Aim
Go through the entries and say how many lines contain the string "Rete". The number is the whole answer.

Material for the task
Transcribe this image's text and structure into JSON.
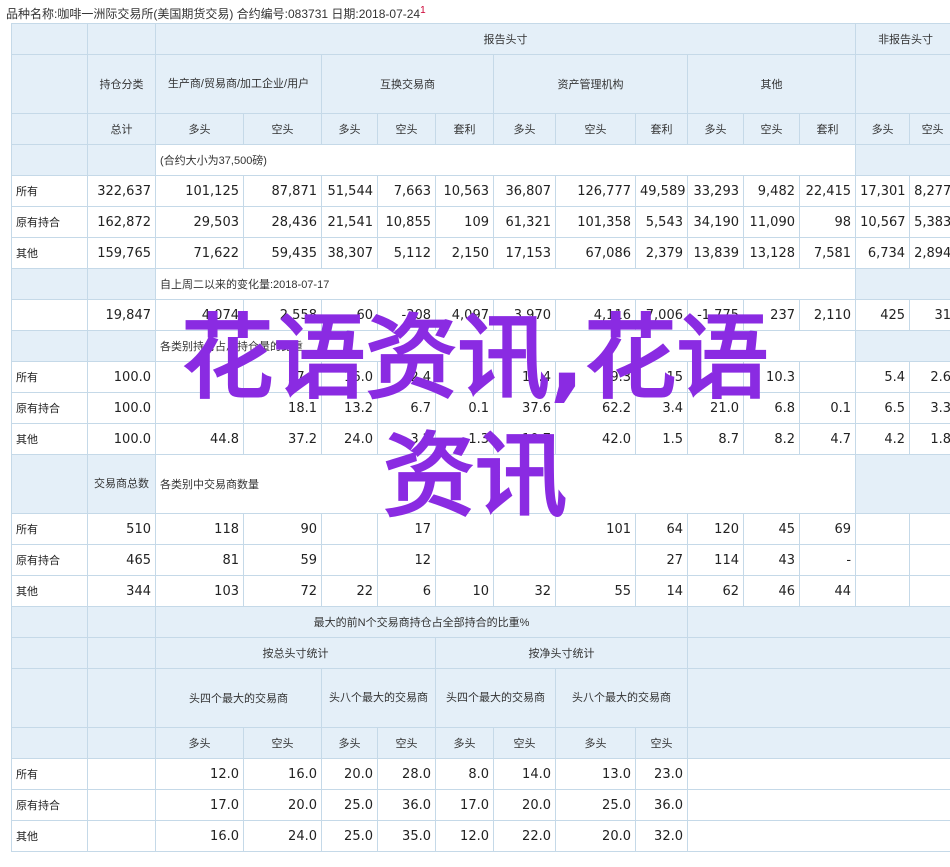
{
  "header": {
    "line": "品种名称:咖啡一洲际交易所(美国期货交易) 合约编号:083731 日期:2018-07-24",
    "mark": "1"
  },
  "table": {
    "group_reportable": "报告头寸",
    "group_nonreportable": "非报告头寸",
    "col_position_class": "持仓分类",
    "cat_producer": "生产商/贸易商/加工企业/用户",
    "cat_swap": "互换交易商",
    "cat_money": "资产管理机构",
    "cat_other": "其他",
    "sub_total": "总计",
    "sub_long": "多头",
    "sub_short": "空头",
    "sub_spread": "套利",
    "sec1_note": "(合约大小为37,500磅)",
    "row_all": "所有",
    "row_old": "原有持合",
    "row_other": "其他",
    "positions": {
      "all": [
        "322,637",
        "101,125",
        "87,871",
        "51,544",
        "7,663",
        "10,563",
        "36,807",
        "126,777",
        "49,589",
        "33,293",
        "9,482",
        "22,415",
        "17,301",
        "8,277"
      ],
      "old": [
        "162,872",
        "29,503",
        "28,436",
        "21,541",
        "10,855",
        "109",
        "61,321",
        "101,358",
        "5,543",
        "34,190",
        "11,090",
        "98",
        "10,567",
        "5,383"
      ],
      "other": [
        "159,765",
        "71,622",
        "59,435",
        "38,307",
        "5,112",
        "2,150",
        "17,153",
        "67,086",
        "2,379",
        "13,839",
        "13,128",
        "7,581",
        "6,734",
        "2,894"
      ]
    },
    "sec2_note": "自上周二以来的变化量:2018-07-17",
    "changes": [
      "19,847",
      "4,074",
      "2,558",
      "-60",
      "-308",
      "4,097",
      "3,970",
      "4,116",
      "7,006",
      "-1,775",
      "237",
      "2,110",
      "425",
      "31"
    ],
    "sec3_note": "各类别持仓占总持仓量的比重",
    "pct": {
      "all": [
        "100.0",
        "",
        "27.2",
        "16.0",
        "2.4",
        "",
        "11.4",
        "39.3",
        "15",
        "",
        "10.3",
        "",
        "5.4",
        "2.6"
      ],
      "old": [
        "100.0",
        "",
        "18.1",
        "13.2",
        "6.7",
        "0.1",
        "37.6",
        "62.2",
        "3.4",
        "21.0",
        "6.8",
        "0.1",
        "6.5",
        "3.3"
      ],
      "other": [
        "100.0",
        "44.8",
        "37.2",
        "24.0",
        "3.2",
        "1.3",
        "10.7",
        "42.0",
        "1.5",
        "8.7",
        "8.2",
        "4.7",
        "4.2",
        "1.8"
      ]
    },
    "sec4_label": "交易商总数",
    "sec4_note": "各类别中交易商数量",
    "traders": {
      "all": [
        "510",
        "118",
        "90",
        "",
        "17",
        "",
        "",
        "101",
        "64",
        "120",
        "45",
        "69"
      ],
      "old": [
        "465",
        "81",
        "59",
        "",
        "12",
        "",
        "",
        "",
        "27",
        "114",
        "43",
        "-"
      ],
      "other": [
        "344",
        "103",
        "72",
        "22",
        "6",
        "10",
        "32",
        "55",
        "14",
        "62",
        "46",
        "44"
      ]
    },
    "conc_title": "最大的前N个交易商持仓占全部持合的比重%",
    "conc_gross": "按总头寸统计",
    "conc_net": "按净头寸统计",
    "conc_top4": "头四个最大的交易商",
    "conc_top8": "头八个最大的交易商",
    "concentration": {
      "all": [
        "12.0",
        "16.0",
        "20.0",
        "28.0",
        "8.0",
        "14.0",
        "13.0",
        "23.0"
      ],
      "old": [
        "17.0",
        "20.0",
        "25.0",
        "36.0",
        "17.0",
        "20.0",
        "25.0",
        "36.0"
      ],
      "other": [
        "16.0",
        "24.0",
        "25.0",
        "35.0",
        "12.0",
        "22.0",
        "20.0",
        "32.0"
      ]
    }
  },
  "watermark": {
    "line1": "花语资讯,花语",
    "line2": "资讯"
  }
}
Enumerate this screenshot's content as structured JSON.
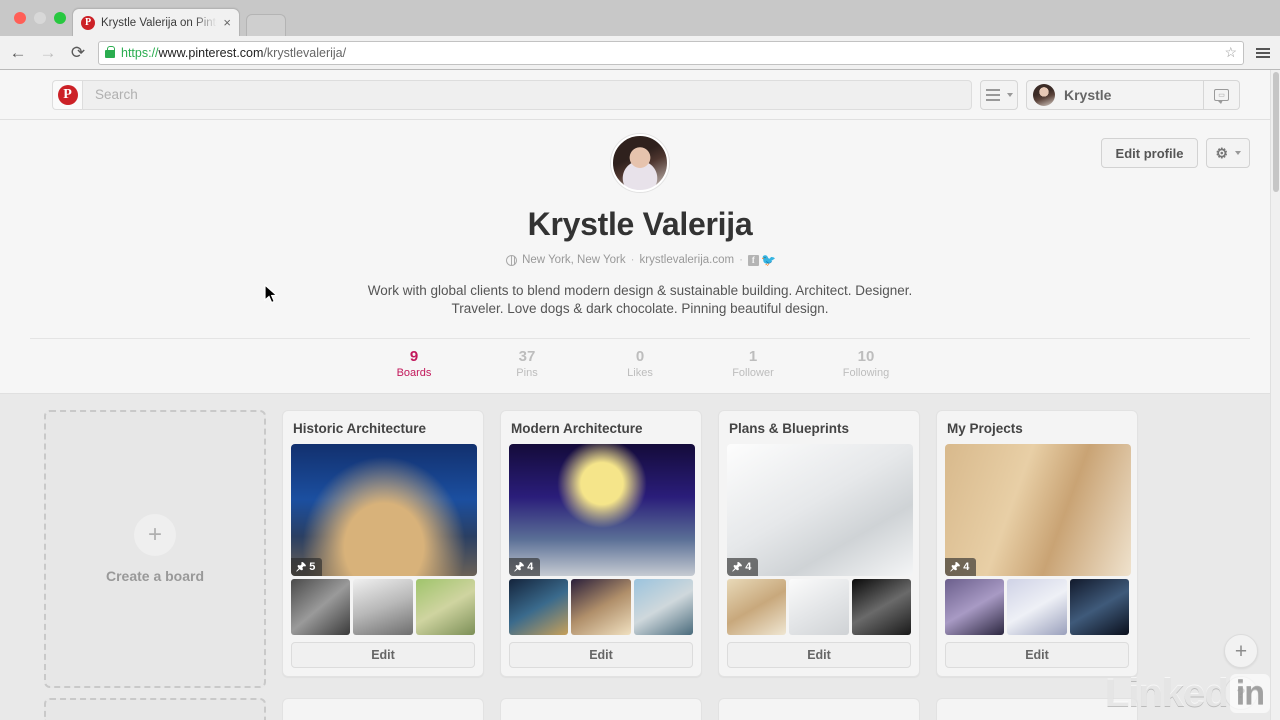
{
  "browser": {
    "tab": {
      "title": "Krystle Valerija on Pinteres",
      "close_label": "×",
      "favicon": "P"
    },
    "newtab_label": "",
    "nav": {
      "back": "←",
      "forward": "→",
      "reload": "⟳"
    },
    "url": {
      "scheme": "https://",
      "host": "www.pinterest.com",
      "path": "/krystlevalerija/"
    },
    "star_icon": "☆",
    "menu_icon": "hamburger-menu"
  },
  "header": {
    "logo": "P",
    "search_placeholder": "Search",
    "search_value": "",
    "user_name": "Krystle",
    "messages_icon": "message-bubble-icon"
  },
  "profile": {
    "name": "Krystle Valerija",
    "location": "New York, New York",
    "website": "krystlevalerija.com",
    "separator": "·",
    "facebook_icon": "f",
    "twitter_icon": "🐦",
    "bio_line1": "Work with global clients to blend modern design & sustainable building. Architect. Designer.",
    "bio_line2": "Traveler. Love dogs & dark chocolate. Pinning beautiful design.",
    "edit_profile_label": "Edit profile",
    "gear_icon": "⚙",
    "accent_color": "#c2185b",
    "stats": [
      {
        "num": "9",
        "label": "Boards",
        "active": true
      },
      {
        "num": "37",
        "label": "Pins",
        "active": false
      },
      {
        "num": "0",
        "label": "Likes",
        "active": false
      },
      {
        "num": "1",
        "label": "Follower",
        "active": false
      },
      {
        "num": "10",
        "label": "Following",
        "active": false
      }
    ]
  },
  "create_board": {
    "label": "Create a board",
    "plus_icon": "+"
  },
  "boards": [
    {
      "title": "Historic Architecture",
      "pin_count": "5",
      "edit_label": "Edit"
    },
    {
      "title": "Modern Architecture",
      "pin_count": "4",
      "edit_label": "Edit"
    },
    {
      "title": "Plans & Blueprints",
      "pin_count": "4",
      "edit_label": "Edit"
    },
    {
      "title": "My Projects",
      "pin_count": "4",
      "edit_label": "Edit"
    }
  ],
  "floating": {
    "add_icon": "+",
    "help_icon": "?"
  },
  "watermark": {
    "text": "Linked",
    "box": "in"
  }
}
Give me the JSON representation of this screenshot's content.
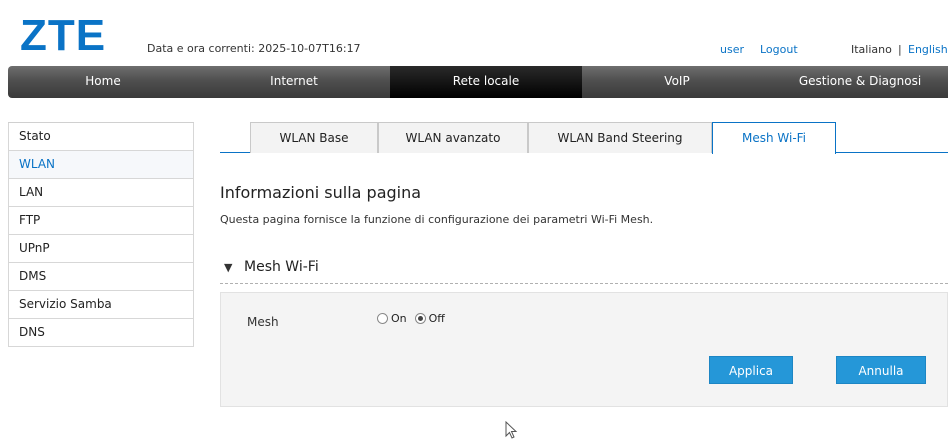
{
  "header": {
    "logo": "ZTE",
    "datetime": "Data e ora correnti: 2025-10-07T16:17",
    "user": "user",
    "logout": "Logout",
    "lang_it": "Italiano",
    "lang_sep": "|",
    "lang_en": "English"
  },
  "nav": {
    "items": [
      {
        "label": "Home"
      },
      {
        "label": "Internet"
      },
      {
        "label": "Rete locale"
      },
      {
        "label": "VoIP"
      },
      {
        "label": "Gestione & Diagnosi"
      }
    ],
    "active": "Rete locale"
  },
  "sidebar": {
    "items": [
      {
        "label": "Stato"
      },
      {
        "label": "WLAN"
      },
      {
        "label": "LAN"
      },
      {
        "label": "FTP"
      },
      {
        "label": "UPnP"
      },
      {
        "label": "DMS"
      },
      {
        "label": "Servizio Samba"
      },
      {
        "label": "DNS"
      }
    ],
    "active": "WLAN"
  },
  "tabs": {
    "items": [
      {
        "label": "WLAN Base"
      },
      {
        "label": "WLAN avanzato"
      },
      {
        "label": "WLAN Band Steering"
      },
      {
        "label": "Mesh Wi-Fi"
      }
    ],
    "active": "Mesh Wi-Fi"
  },
  "main": {
    "title": "Informazioni sulla pagina",
    "description": "Questa pagina fornisce la funzione di configurazione dei parametri Wi-Fi Mesh.",
    "section_arrow": "▼",
    "section_title": "Mesh Wi-Fi",
    "mesh_label": "Mesh",
    "mesh_on": "On",
    "mesh_off": "Off",
    "mesh_value": "Off",
    "apply_button": "Applica",
    "cancel_button": "Annulla"
  },
  "colors": {
    "brand": "#0a73c6",
    "button": "#2597d8",
    "nav_bg": "#4f4f4f"
  }
}
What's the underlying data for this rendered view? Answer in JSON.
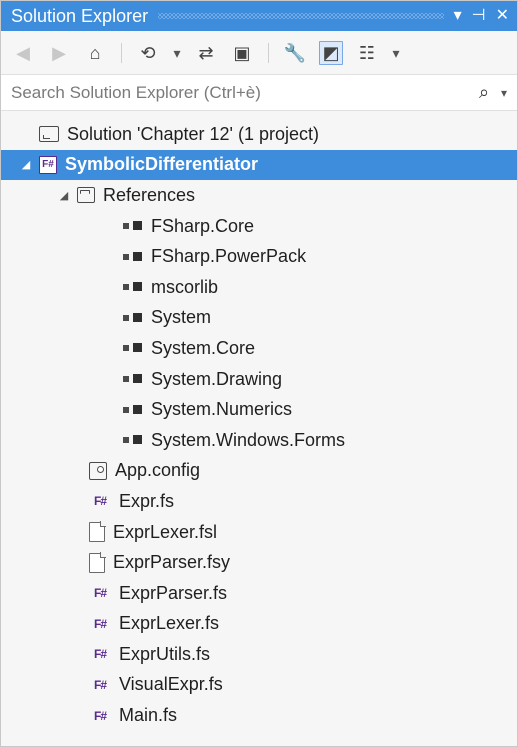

Worked solution
2